The exercise: Work through the entries below and report how many lines include "this". The number alone is the answer.

Dataset items:
*****
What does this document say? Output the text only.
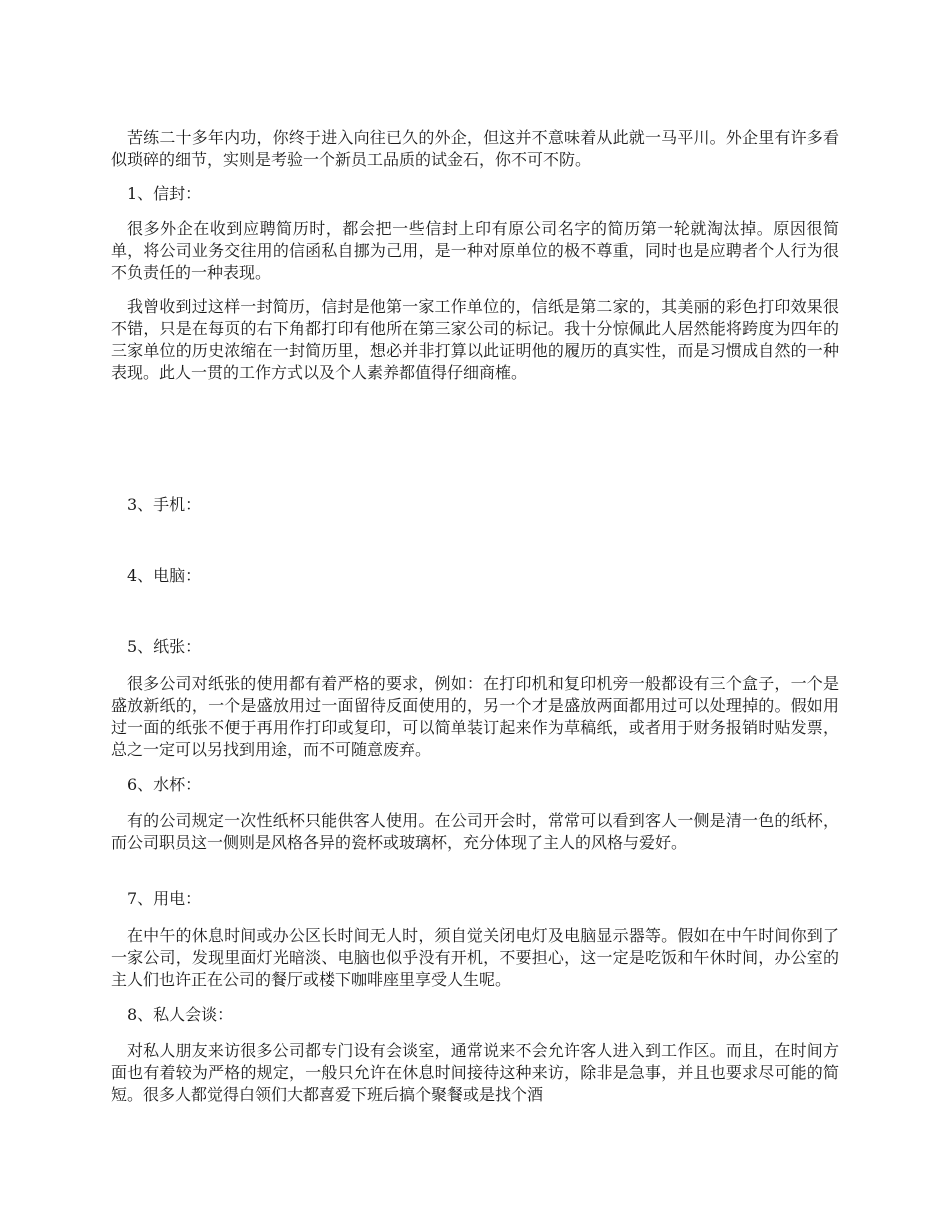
苦练二十多年内功，你终于进入向往已久的外企，但这并不意味着从此就一马平川。外企里有许多看似琐碎的细节，实则是考验一个新员工品质的试金石，你不可不防。

1、信封：

很多外企在收到应聘简历时，都会把一些信封上印有原公司名字的简历第一轮就淘汰掉。原因很简单，将公司业务交往用的信函私自挪为己用，是一种对原单位的极不尊重，同时也是应聘者个人行为很不负责任的一种表现。

我曾收到过这样一封简历，信封是他第一家工作单位的，信纸是第二家的，其美丽的彩色打印效果很不错，只是在每页的右下角都打印有他所在第三家公司的标记。我十分惊佩此人居然能将跨度为四年的三家单位的历史浓缩在一封简历里，想必并非打算以此证明他的履历的真实性，而是习惯成自然的一种表现。此人一贯的工作方式以及个人素养都值得仔细商榷。

3、手机：

4、电脑：

5、纸张：

很多公司对纸张的使用都有着严格的要求，例如：在打印机和复印机旁一般都设有三个盒子，一个是盛放新纸的，一个是盛放用过一面留待反面使用的，另一个才是盛放两面都用过可以处理掉的。假如用过一面的纸张不便于再用作打印或复印，可以简单装订起来作为草稿纸，或者用于财务报销时贴发票，总之一定可以另找到用途，而不可随意废弃。

6、水杯：

有的公司规定一次性纸杯只能供客人使用。在公司开会时，常常可以看到客人一侧是清一色的纸杯，而公司职员这一侧则是风格各异的瓷杯或玻璃杯，充分体现了主人的风格与爱好。

7、用电：

在中午的休息时间或办公区长时间无人时，须自觉关闭电灯及电脑显示器等。假如在中午时间你到了一家公司，发现里面灯光暗淡、电脑也似乎没有开机，不要担心，这一定是吃饭和午休时间，办公室的主人们也许正在公司的餐厅或楼下咖啡座里享受人生呢。

8、私人会谈：

对私人朋友来访很多公司都专门设有会谈室，通常说来不会允许客人进入到工作区。而且，在时间方面也有着较为严格的规定，一般只允许在休息时间接待这种来访，除非是急事，并且也要求尽可能的简短。很多人都觉得白领们大都喜爱下班后搞个聚餐或是找个酒
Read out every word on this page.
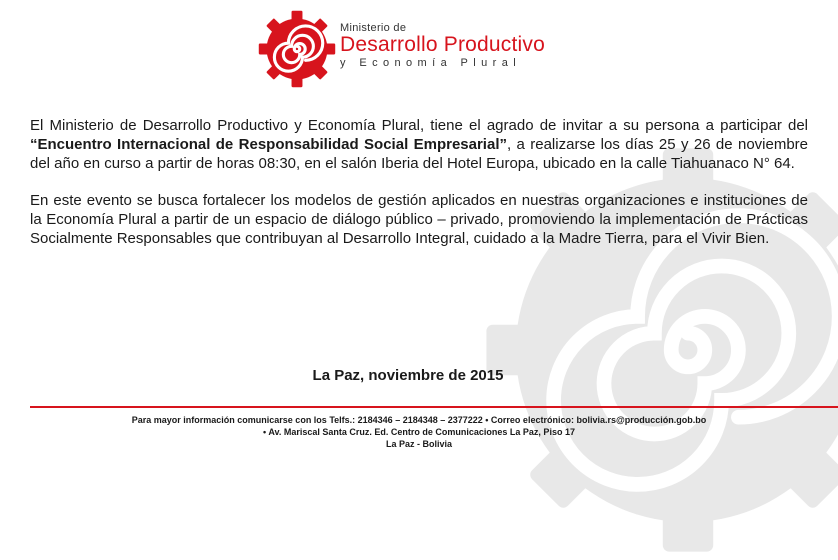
Ministerio de
Desarrollo Productivo
y Economía Plural

El Ministerio de Desarrollo Productivo y Economía Plural, tiene el agrado de invitar a su persona a participar del “Encuentro Internacional de Responsabilidad Social Empresarial”, a realizarse los días 25 y 26 de noviembre del año en curso a partir de horas 08:30, en el salón Iberia del Hotel Europa, ubicado en la calle Tiahuanaco N° 64.

En este evento se busca fortalecer los modelos de gestión aplicados en nuestras organizaciones e instituciones de la Economía Plural a partir de un espacio de diálogo público – privado, promoviendo la implementación de Prácticas Socialmente Responsables que contribuyan al Desarrollo Integral, cuidado a la Madre Tierra, para el Vivir Bien.

La Paz, noviembre de 2015
Para mayor información comunicarse con los Telfs.: 2184346 – 2184348 – 2377222 • Correo electrónico: bolivia.rs@producción.gob.bo
• Av. Mariscal Santa Cruz. Ed. Centro de Comunicaciones La Paz, Piso 17
La Paz - Bolivia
*****
Output of the task: 2